Task statement: Please write out the material that follows, exactly as it stands.

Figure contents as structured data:
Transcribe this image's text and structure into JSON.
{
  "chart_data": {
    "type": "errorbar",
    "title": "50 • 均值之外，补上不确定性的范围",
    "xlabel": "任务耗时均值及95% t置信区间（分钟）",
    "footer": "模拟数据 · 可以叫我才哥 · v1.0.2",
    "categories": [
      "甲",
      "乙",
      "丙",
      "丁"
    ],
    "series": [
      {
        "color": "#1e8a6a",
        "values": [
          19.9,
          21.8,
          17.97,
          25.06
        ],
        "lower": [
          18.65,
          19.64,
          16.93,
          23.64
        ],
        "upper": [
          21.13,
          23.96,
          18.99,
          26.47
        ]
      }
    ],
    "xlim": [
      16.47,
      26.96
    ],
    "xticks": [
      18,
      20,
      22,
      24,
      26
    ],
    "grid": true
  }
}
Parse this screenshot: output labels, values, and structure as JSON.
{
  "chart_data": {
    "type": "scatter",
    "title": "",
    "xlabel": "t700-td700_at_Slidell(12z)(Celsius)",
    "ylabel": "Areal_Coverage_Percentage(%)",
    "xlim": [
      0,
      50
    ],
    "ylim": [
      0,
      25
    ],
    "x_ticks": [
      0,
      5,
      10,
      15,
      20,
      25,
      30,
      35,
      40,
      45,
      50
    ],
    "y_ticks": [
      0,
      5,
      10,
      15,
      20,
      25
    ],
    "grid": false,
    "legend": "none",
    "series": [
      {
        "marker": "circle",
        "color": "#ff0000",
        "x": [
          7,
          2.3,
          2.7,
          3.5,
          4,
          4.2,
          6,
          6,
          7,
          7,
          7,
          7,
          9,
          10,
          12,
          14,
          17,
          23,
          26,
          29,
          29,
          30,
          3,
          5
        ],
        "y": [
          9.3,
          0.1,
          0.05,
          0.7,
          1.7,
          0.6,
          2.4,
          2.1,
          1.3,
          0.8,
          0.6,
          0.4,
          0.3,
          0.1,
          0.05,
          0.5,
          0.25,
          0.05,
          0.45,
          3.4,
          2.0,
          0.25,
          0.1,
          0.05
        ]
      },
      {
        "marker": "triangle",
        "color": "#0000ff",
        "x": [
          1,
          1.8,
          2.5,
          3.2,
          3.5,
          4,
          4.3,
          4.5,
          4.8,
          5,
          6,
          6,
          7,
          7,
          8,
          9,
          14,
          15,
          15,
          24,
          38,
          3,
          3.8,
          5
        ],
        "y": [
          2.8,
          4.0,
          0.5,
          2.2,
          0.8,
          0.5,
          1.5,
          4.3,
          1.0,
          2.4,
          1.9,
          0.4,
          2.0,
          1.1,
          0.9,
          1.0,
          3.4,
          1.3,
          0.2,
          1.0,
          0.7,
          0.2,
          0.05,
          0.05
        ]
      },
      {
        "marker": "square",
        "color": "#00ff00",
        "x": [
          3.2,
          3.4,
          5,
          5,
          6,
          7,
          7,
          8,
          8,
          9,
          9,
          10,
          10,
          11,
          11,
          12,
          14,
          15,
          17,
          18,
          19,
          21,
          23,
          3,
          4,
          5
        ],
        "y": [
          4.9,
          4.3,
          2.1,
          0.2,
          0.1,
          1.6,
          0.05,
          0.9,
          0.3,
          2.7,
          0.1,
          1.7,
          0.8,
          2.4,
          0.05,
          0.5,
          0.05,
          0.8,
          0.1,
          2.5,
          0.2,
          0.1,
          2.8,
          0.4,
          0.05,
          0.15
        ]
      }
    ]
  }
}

The solution:
Transcribe this image's text and structure into JSON.
{
  "chart_data": {
    "type": "errorbar",
    "title": "50 • 均值之外，补上不确定性的范围",
    "xlabel": "任务耗时均值及95% t置信区间（分钟）",
    "footer": "模拟数据 · 可以叫我才哥 · v1.0.2",
    "categories": [
      "甲",
      "乙",
      "丙",
      "丁"
    ],
    "series": [
      {
        "color": "#1e8a6a",
        "values": [
          19.9,
          21.8,
          17.97,
          25.06
        ],
        "lower": [
          18.65,
          19.64,
          16.93,
          23.64
        ],
        "upper": [
          21.13,
          23.96,
          18.99,
          26.47
        ]
      }
    ],
    "xlim": [
      16.47,
      26.96
    ],
    "xticks": [
      18,
      20,
      22,
      24,
      26
    ],
    "grid": true
  }
}
Parse this screenshot: output labels, values, and structure as JSON.
{
  "chart_data": {
    "type": "scatter",
    "title": "",
    "xlabel": "t700-td700_at_Slidell(12z)(Celsius)",
    "ylabel": "Areal_Coverage_Percentage(%)",
    "xlim": [
      0,
      50
    ],
    "ylim": [
      0,
      25
    ],
    "x_ticks": [
      0,
      5,
      10,
      15,
      20,
      25,
      30,
      35,
      40,
      45,
      50
    ],
    "y_ticks": [
      0,
      5,
      10,
      15,
      20,
      25
    ],
    "grid": false,
    "legend": "none",
    "series": [
      {
        "marker": "circle",
        "color": "#ff0000",
        "x": [
          7,
          2.3,
          2.7,
          3.5,
          4,
          4.2,
          6,
          6,
          7,
          7,
          7,
          7,
          9,
          10,
          12,
          14,
          17,
          23,
          26,
          29,
          29,
          30,
          3,
          5
        ],
        "y": [
          9.3,
          0.1,
          0.05,
          0.7,
          1.7,
          0.6,
          2.4,
          2.1,
          1.3,
          0.8,
          0.6,
          0.4,
          0.3,
          0.1,
          0.05,
          0.5,
          0.25,
          0.05,
          0.45,
          3.4,
          2.0,
          0.25,
          0.1,
          0.05
        ]
      },
      {
        "marker": "triangle",
        "color": "#0000ff",
        "x": [
          1,
          1.8,
          2.5,
          3.2,
          3.5,
          4,
          4.3,
          4.5,
          4.8,
          5,
          6,
          6,
          7,
          7,
          8,
          9,
          14,
          15,
          15,
          24,
          38,
          3,
          3.8,
          5
        ],
        "y": [
          2.8,
          4.0,
          0.5,
          2.2,
          0.8,
          0.5,
          1.5,
          4.3,
          1.0,
          2.4,
          1.9,
          0.4,
          2.0,
          1.1,
          0.9,
          1.0,
          3.4,
          1.3,
          0.2,
          1.0,
          0.7,
          0.2,
          0.05,
          0.05
        ]
      },
      {
        "marker": "square",
        "color": "#00ff00",
        "x": [
          3.2,
          3.4,
          5,
          5,
          6,
          7,
          7,
          8,
          8,
          9,
          9,
          10,
          10,
          11,
          11,
          12,
          14,
          15,
          17,
          18,
          19,
          21,
          23,
          3,
          4,
          5
        ],
        "y": [
          4.9,
          4.3,
          2.1,
          0.2,
          0.1,
          1.6,
          0.05,
          0.9,
          0.3,
          2.7,
          0.1,
          1.7,
          0.8,
          2.4,
          0.05,
          0.5,
          0.05,
          0.8,
          0.1,
          2.5,
          0.2,
          0.1,
          2.8,
          0.4,
          0.05,
          0.15
        ]
      }
    ]
  }
}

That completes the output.